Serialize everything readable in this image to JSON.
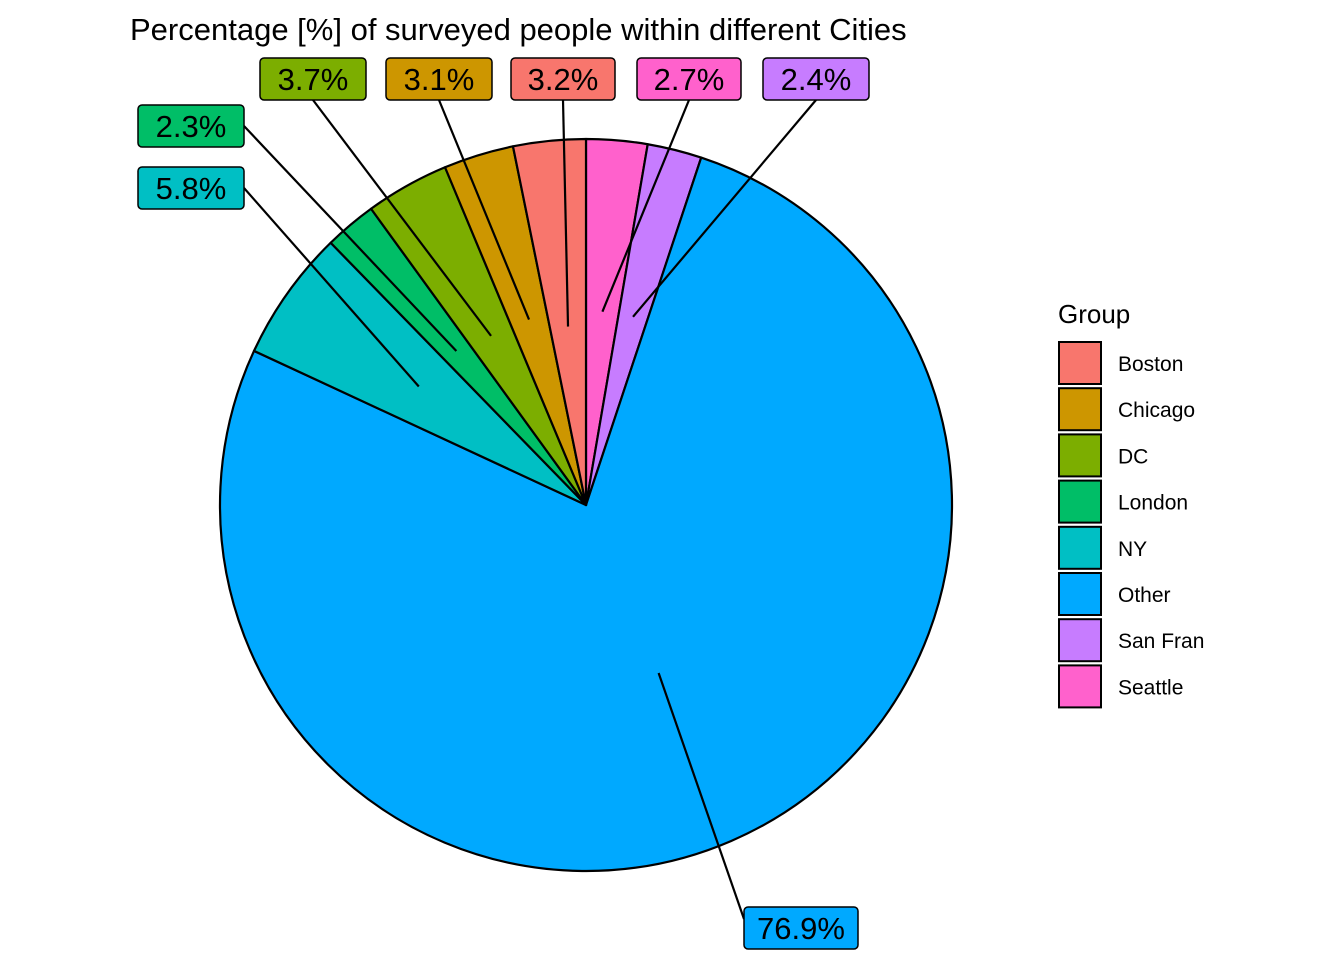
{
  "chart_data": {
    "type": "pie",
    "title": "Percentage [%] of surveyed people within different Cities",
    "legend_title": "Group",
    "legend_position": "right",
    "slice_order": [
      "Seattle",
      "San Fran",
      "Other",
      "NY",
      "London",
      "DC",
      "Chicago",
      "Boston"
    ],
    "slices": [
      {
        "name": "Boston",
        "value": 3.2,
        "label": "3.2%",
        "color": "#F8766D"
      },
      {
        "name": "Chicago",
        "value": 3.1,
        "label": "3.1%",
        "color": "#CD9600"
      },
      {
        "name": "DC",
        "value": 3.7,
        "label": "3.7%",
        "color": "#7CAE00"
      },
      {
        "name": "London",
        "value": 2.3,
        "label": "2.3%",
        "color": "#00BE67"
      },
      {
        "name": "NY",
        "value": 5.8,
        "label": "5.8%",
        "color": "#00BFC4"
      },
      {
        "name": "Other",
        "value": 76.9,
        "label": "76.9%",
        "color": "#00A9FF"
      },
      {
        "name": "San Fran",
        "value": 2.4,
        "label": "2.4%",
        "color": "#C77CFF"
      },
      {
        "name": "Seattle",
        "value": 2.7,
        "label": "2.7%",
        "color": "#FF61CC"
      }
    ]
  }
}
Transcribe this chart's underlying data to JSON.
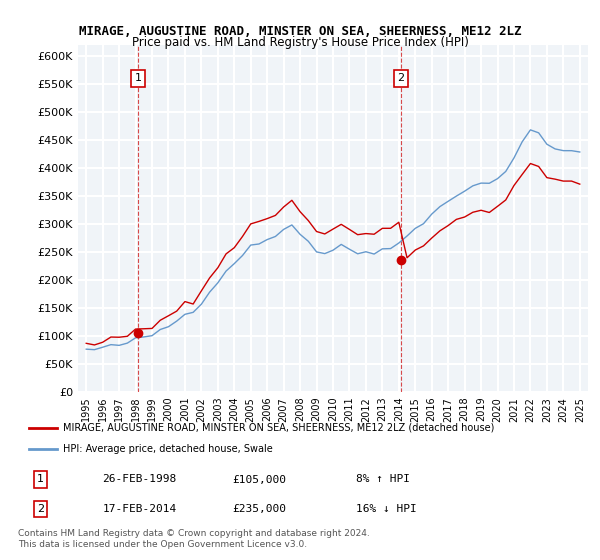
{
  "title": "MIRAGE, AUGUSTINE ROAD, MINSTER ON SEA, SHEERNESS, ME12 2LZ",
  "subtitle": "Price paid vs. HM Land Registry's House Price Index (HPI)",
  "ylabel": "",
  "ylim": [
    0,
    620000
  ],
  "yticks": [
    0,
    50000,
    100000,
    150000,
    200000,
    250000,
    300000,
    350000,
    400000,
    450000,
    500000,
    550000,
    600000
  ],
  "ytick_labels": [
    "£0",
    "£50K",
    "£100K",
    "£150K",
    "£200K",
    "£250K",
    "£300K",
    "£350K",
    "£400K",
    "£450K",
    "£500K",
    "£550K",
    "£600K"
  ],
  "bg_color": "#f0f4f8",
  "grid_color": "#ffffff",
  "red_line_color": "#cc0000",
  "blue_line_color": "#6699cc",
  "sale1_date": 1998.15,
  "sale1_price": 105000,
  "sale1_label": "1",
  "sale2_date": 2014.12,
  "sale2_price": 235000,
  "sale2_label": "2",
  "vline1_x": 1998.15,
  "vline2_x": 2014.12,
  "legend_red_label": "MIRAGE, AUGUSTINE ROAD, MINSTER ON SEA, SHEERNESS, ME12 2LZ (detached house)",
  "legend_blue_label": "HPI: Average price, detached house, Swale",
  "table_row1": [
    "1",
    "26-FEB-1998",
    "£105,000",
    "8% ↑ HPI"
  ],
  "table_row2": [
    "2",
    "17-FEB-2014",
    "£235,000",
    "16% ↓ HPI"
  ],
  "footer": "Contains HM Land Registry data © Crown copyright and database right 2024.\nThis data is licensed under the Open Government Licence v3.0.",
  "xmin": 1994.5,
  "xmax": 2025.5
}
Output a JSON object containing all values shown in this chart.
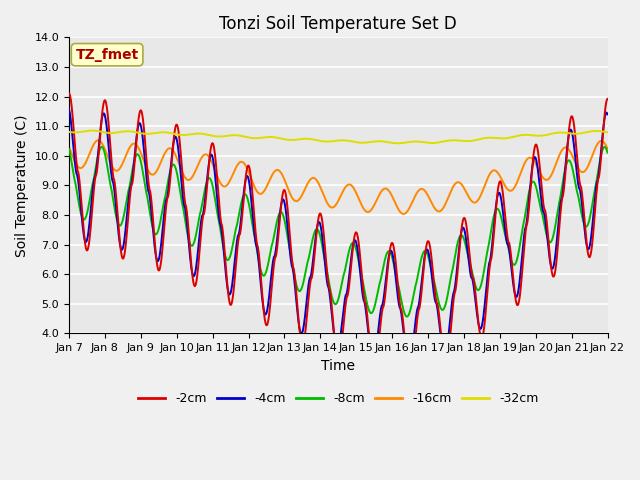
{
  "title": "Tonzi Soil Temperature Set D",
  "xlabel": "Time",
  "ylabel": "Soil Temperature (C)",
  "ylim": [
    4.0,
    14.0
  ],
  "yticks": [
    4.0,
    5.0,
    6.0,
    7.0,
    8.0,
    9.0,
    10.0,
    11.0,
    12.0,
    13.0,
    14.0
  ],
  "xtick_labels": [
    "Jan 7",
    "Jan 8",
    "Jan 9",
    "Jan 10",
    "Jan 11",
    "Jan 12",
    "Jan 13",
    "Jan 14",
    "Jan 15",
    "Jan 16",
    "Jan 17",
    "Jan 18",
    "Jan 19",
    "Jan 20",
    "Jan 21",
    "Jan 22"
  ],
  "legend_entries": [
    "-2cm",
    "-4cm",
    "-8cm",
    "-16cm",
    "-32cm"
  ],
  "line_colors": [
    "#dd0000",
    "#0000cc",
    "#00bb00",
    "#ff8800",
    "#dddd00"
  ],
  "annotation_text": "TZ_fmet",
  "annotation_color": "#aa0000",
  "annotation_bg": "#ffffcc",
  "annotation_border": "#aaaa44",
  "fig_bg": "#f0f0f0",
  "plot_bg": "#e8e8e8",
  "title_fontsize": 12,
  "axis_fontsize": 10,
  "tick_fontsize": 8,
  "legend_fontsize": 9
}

■ WHAT TO DO: Write the records out again in full, exactly, and skip every picture.

■ ANSWER FOR THIS EXERCISE:
Serialize everything readable in this image to JSON.
{
  "chart_data": {
    "type": "pie",
    "title": "Percentage [%] of surveyed people within different Cities",
    "legend_title": "Group",
    "legend_position": "right",
    "slice_order": [
      "Seattle",
      "San Fran",
      "Other",
      "NY",
      "London",
      "DC",
      "Chicago",
      "Boston"
    ],
    "slices": [
      {
        "name": "Boston",
        "value": 3.2,
        "label": "3.2%",
        "color": "#F8766D"
      },
      {
        "name": "Chicago",
        "value": 3.1,
        "label": "3.1%",
        "color": "#CD9600"
      },
      {
        "name": "DC",
        "value": 3.7,
        "label": "3.7%",
        "color": "#7CAE00"
      },
      {
        "name": "London",
        "value": 2.3,
        "label": "2.3%",
        "color": "#00BE67"
      },
      {
        "name": "NY",
        "value": 5.8,
        "label": "5.8%",
        "color": "#00BFC4"
      },
      {
        "name": "Other",
        "value": 76.9,
        "label": "76.9%",
        "color": "#00A9FF"
      },
      {
        "name": "San Fran",
        "value": 2.4,
        "label": "2.4%",
        "color": "#C77CFF"
      },
      {
        "name": "Seattle",
        "value": 2.7,
        "label": "2.7%",
        "color": "#FF61CC"
      }
    ]
  }
}
Transcribe this chart's underlying data to JSON.
{
  "title": "MIRAGE, AUGUSTINE ROAD, MINSTER ON SEA, SHEERNESS, ME12 2LZ",
  "subtitle": "Price paid vs. HM Land Registry's House Price Index (HPI)",
  "ylabel": "",
  "ylim": [
    0,
    620000
  ],
  "yticks": [
    0,
    50000,
    100000,
    150000,
    200000,
    250000,
    300000,
    350000,
    400000,
    450000,
    500000,
    550000,
    600000
  ],
  "ytick_labels": [
    "£0",
    "£50K",
    "£100K",
    "£150K",
    "£200K",
    "£250K",
    "£300K",
    "£350K",
    "£400K",
    "£450K",
    "£500K",
    "£550K",
    "£600K"
  ],
  "bg_color": "#f0f4f8",
  "grid_color": "#ffffff",
  "red_line_color": "#cc0000",
  "blue_line_color": "#6699cc",
  "sale1_date": 1998.15,
  "sale1_price": 105000,
  "sale1_label": "1",
  "sale2_date": 2014.12,
  "sale2_price": 235000,
  "sale2_label": "2",
  "vline1_x": 1998.15,
  "vline2_x": 2014.12,
  "legend_red_label": "MIRAGE, AUGUSTINE ROAD, MINSTER ON SEA, SHEERNESS, ME12 2LZ (detached house)",
  "legend_blue_label": "HPI: Average price, detached house, Swale",
  "table_row1": [
    "1",
    "26-FEB-1998",
    "£105,000",
    "8% ↑ HPI"
  ],
  "table_row2": [
    "2",
    "17-FEB-2014",
    "£235,000",
    "16% ↓ HPI"
  ],
  "footer": "Contains HM Land Registry data © Crown copyright and database right 2024.\nThis data is licensed under the Open Government Licence v3.0.",
  "xmin": 1994.5,
  "xmax": 2025.5
}
Output a JSON object containing all values shown in this chart.
{
  "title": "Tonzi Soil Temperature Set D",
  "xlabel": "Time",
  "ylabel": "Soil Temperature (C)",
  "ylim": [
    4.0,
    14.0
  ],
  "yticks": [
    4.0,
    5.0,
    6.0,
    7.0,
    8.0,
    9.0,
    10.0,
    11.0,
    12.0,
    13.0,
    14.0
  ],
  "xtick_labels": [
    "Jan 7",
    "Jan 8",
    "Jan 9",
    "Jan 10",
    "Jan 11",
    "Jan 12",
    "Jan 13",
    "Jan 14",
    "Jan 15",
    "Jan 16",
    "Jan 17",
    "Jan 18",
    "Jan 19",
    "Jan 20",
    "Jan 21",
    "Jan 22"
  ],
  "legend_entries": [
    "-2cm",
    "-4cm",
    "-8cm",
    "-16cm",
    "-32cm"
  ],
  "line_colors": [
    "#dd0000",
    "#0000cc",
    "#00bb00",
    "#ff8800",
    "#dddd00"
  ],
  "annotation_text": "TZ_fmet",
  "annotation_color": "#aa0000",
  "annotation_bg": "#ffffcc",
  "annotation_border": "#aaaa44",
  "fig_bg": "#f0f0f0",
  "plot_bg": "#e8e8e8",
  "title_fontsize": 12,
  "axis_fontsize": 10,
  "tick_fontsize": 8,
  "legend_fontsize": 9
}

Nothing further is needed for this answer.